Data items
* begin *

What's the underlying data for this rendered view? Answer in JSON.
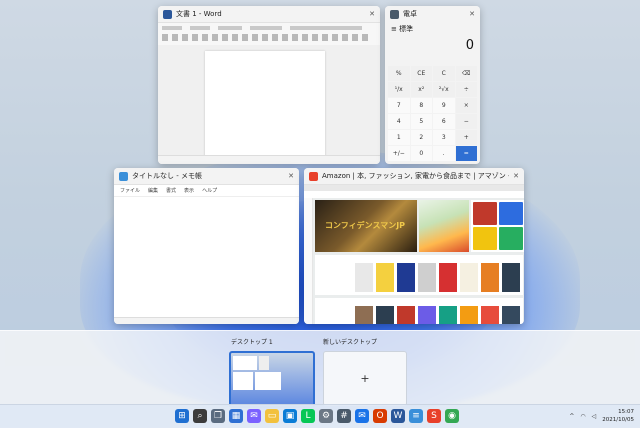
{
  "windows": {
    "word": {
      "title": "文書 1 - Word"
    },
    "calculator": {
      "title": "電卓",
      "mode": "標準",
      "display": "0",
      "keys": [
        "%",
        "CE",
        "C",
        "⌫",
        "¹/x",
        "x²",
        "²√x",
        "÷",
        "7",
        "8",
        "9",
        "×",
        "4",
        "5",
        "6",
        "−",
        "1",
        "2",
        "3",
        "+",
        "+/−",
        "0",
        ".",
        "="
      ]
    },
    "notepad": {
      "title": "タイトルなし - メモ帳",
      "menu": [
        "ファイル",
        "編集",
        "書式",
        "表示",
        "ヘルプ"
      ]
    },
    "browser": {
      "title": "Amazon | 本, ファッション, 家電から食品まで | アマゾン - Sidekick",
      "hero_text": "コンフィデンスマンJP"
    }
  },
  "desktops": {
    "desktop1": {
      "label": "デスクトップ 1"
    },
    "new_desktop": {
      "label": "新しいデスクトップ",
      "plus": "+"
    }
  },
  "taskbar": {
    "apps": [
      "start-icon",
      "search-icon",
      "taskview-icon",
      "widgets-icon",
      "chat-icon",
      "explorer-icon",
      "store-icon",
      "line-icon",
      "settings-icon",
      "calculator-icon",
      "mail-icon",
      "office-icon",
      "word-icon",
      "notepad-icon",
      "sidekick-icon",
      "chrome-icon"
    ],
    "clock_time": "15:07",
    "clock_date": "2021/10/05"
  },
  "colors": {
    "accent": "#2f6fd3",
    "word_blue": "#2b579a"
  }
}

* end *

→ **Stated task**: Repeat the data exactly, without the pictures.

→ **Solved problem**:
What's the underlying data for this rendered view? Answer in JSON.
{
  "windows": {
    "word": {
      "title": "文書 1 - Word"
    },
    "calculator": {
      "title": "電卓",
      "mode": "標準",
      "display": "0",
      "keys": [
        "%",
        "CE",
        "C",
        "⌫",
        "¹/x",
        "x²",
        "²√x",
        "÷",
        "7",
        "8",
        "9",
        "×",
        "4",
        "5",
        "6",
        "−",
        "1",
        "2",
        "3",
        "+",
        "+/−",
        "0",
        ".",
        "="
      ]
    },
    "notepad": {
      "title": "タイトルなし - メモ帳",
      "menu": [
        "ファイル",
        "編集",
        "書式",
        "表示",
        "ヘルプ"
      ]
    },
    "browser": {
      "title": "Amazon | 本, ファッション, 家電から食品まで | アマゾン - Sidekick",
      "hero_text": "コンフィデンスマンJP"
    }
  },
  "desktops": {
    "desktop1": {
      "label": "デスクトップ 1"
    },
    "new_desktop": {
      "label": "新しいデスクトップ",
      "plus": "+"
    }
  },
  "taskbar": {
    "apps": [
      "start-icon",
      "search-icon",
      "taskview-icon",
      "widgets-icon",
      "chat-icon",
      "explorer-icon",
      "store-icon",
      "line-icon",
      "settings-icon",
      "calculator-icon",
      "mail-icon",
      "office-icon",
      "word-icon",
      "notepad-icon",
      "sidekick-icon",
      "chrome-icon"
    ],
    "clock_time": "15:07",
    "clock_date": "2021/10/05"
  },
  "colors": {
    "accent": "#2f6fd3",
    "word_blue": "#2b579a"
  }
}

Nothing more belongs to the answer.